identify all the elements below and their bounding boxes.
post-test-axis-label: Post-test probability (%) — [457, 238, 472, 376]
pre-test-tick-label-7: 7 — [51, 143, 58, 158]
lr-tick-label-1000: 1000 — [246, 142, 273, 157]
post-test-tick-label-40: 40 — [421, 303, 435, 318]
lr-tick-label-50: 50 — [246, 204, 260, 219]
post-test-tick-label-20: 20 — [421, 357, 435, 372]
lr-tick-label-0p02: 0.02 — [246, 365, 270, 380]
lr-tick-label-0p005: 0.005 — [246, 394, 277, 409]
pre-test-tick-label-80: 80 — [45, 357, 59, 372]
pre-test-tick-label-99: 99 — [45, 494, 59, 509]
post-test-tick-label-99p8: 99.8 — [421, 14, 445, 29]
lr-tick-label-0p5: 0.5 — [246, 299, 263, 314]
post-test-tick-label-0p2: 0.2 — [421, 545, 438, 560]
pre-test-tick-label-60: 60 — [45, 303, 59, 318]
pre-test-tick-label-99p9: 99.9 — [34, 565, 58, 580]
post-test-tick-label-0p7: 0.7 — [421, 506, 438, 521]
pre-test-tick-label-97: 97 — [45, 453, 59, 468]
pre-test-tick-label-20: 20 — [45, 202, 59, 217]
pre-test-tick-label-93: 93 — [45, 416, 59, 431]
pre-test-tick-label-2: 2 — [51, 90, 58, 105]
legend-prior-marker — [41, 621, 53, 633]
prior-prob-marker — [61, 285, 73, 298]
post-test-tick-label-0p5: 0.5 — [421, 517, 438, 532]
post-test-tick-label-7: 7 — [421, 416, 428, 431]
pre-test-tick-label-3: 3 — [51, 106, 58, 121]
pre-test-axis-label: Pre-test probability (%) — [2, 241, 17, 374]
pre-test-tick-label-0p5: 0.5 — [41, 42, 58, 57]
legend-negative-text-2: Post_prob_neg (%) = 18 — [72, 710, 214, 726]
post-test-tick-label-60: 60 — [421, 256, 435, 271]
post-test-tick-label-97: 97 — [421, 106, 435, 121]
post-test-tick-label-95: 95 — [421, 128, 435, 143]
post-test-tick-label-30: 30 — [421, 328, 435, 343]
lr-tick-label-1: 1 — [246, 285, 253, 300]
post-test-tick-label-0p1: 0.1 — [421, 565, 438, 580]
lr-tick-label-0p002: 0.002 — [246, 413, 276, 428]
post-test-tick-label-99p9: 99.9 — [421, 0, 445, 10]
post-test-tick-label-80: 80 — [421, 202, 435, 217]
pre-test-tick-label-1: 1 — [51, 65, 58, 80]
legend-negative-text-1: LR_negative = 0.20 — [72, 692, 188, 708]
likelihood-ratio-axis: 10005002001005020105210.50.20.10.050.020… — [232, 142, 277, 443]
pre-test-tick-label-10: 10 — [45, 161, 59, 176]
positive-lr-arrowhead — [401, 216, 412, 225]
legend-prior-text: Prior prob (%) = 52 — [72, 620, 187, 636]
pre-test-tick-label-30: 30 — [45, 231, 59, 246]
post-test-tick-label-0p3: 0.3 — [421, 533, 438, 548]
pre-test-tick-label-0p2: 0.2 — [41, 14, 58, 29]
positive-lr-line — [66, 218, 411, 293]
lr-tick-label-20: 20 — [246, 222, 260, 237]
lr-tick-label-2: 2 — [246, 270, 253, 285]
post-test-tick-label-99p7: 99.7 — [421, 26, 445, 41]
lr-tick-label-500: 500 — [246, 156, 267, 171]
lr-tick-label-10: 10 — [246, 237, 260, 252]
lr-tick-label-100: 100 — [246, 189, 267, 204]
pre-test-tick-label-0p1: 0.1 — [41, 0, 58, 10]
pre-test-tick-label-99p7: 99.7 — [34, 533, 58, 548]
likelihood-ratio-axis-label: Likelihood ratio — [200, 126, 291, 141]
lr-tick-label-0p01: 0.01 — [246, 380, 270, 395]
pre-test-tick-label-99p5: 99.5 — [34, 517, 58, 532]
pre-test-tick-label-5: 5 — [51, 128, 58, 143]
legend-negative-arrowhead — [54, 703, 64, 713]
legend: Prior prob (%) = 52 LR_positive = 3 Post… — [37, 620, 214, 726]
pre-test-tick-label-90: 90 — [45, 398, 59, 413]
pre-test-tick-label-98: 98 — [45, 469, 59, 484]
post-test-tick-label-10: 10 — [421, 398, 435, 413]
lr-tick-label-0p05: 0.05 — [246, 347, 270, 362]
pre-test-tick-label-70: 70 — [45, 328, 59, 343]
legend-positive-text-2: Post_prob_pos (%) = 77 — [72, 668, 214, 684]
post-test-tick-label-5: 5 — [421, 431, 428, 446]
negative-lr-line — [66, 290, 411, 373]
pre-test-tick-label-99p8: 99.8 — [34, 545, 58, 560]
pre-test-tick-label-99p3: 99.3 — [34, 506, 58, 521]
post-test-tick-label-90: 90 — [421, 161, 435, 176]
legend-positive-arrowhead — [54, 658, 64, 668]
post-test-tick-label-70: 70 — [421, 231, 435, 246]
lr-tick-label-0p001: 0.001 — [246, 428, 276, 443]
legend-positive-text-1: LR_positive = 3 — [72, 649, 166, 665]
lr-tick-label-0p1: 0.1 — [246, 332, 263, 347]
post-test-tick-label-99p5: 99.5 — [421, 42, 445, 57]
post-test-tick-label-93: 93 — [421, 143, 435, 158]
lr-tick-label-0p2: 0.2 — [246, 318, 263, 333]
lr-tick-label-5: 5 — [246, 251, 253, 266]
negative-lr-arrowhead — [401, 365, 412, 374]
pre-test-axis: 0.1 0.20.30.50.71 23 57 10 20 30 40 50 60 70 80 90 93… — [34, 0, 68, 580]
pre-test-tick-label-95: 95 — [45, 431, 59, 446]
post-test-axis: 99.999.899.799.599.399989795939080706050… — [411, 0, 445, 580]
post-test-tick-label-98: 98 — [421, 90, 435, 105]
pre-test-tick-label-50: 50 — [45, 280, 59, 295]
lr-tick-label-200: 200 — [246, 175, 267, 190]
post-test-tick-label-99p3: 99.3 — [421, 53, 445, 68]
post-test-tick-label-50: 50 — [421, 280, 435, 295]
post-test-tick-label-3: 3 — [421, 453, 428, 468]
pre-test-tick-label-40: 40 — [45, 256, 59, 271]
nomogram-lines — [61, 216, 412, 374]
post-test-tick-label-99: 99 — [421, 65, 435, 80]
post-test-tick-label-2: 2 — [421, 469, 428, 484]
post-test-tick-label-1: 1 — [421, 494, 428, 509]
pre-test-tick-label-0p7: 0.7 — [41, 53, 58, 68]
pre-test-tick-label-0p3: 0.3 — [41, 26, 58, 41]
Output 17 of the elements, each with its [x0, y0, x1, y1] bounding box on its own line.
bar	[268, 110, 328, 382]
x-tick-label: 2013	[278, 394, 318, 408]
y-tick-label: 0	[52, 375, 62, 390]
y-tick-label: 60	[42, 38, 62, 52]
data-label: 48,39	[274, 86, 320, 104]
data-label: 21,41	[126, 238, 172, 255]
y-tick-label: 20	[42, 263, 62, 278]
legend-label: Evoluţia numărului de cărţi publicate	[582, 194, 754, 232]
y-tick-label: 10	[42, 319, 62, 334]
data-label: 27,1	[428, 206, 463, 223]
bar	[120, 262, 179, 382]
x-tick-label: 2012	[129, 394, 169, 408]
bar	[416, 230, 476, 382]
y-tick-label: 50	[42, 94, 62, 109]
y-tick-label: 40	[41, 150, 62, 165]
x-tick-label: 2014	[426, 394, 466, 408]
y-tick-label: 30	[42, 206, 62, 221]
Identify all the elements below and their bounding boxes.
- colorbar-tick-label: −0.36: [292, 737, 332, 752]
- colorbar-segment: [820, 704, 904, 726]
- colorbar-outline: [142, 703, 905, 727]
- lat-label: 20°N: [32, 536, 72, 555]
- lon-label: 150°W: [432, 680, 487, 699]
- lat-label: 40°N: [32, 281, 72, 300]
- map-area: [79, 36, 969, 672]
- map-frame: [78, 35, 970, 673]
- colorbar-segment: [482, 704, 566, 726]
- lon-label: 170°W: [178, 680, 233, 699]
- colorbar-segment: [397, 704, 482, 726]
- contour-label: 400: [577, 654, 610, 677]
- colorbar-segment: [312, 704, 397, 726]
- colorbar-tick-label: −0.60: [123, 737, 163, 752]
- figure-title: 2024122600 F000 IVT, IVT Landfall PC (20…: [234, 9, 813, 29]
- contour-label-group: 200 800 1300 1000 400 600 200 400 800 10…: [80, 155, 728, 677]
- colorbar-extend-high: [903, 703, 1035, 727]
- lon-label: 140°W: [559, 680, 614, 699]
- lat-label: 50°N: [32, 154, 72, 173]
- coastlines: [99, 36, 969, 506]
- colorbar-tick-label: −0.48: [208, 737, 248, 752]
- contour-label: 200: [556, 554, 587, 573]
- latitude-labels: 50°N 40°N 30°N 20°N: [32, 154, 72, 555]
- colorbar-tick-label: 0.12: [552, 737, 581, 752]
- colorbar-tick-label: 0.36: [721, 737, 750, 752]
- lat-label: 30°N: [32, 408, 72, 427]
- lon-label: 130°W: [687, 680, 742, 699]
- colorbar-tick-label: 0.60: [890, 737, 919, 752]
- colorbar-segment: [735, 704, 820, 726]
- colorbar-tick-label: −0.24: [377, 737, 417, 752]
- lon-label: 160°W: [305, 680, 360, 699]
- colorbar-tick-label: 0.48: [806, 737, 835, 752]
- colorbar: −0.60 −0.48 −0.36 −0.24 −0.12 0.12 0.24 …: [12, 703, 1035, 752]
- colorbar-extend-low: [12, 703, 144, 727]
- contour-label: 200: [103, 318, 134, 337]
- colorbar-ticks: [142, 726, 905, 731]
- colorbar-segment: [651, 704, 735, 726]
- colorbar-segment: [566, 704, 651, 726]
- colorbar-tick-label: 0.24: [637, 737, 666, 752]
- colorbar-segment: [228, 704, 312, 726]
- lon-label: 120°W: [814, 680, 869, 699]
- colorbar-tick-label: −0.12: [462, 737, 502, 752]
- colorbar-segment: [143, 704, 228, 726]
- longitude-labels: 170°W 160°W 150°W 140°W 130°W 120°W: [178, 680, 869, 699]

*WHAT YOU NEED TO DO*: Please repeat the records from their first line up to and including the line with "pre-test-tick-label-60: 60 —", changing "lr-tick-label" to "ratio-tick-label" throughout and leaving everything else the same.

*CORRECT OUTPUT*:
identify all the elements below and their bounding boxes.
post-test-axis-label: Post-test probability (%) — [457, 238, 472, 376]
pre-test-tick-label-7: 7 — [51, 143, 58, 158]
ratio-tick-label-1000: 1000 — [246, 142, 273, 157]
post-test-tick-label-40: 40 — [421, 303, 435, 318]
ratio-tick-label-50: 50 — [246, 204, 260, 219]
post-test-tick-label-20: 20 — [421, 357, 435, 372]
ratio-tick-label-0p02: 0.02 — [246, 365, 270, 380]
ratio-tick-label-0p005: 0.005 — [246, 394, 277, 409]
pre-test-tick-label-80: 80 — [45, 357, 59, 372]
pre-test-tick-label-99: 99 — [45, 494, 59, 509]
post-test-tick-label-99p8: 99.8 — [421, 14, 445, 29]
ratio-tick-label-0p5: 0.5 — [246, 299, 263, 314]
post-test-tick-label-0p2: 0.2 — [421, 545, 438, 560]
pre-test-tick-label-60: 60 — [45, 303, 59, 318]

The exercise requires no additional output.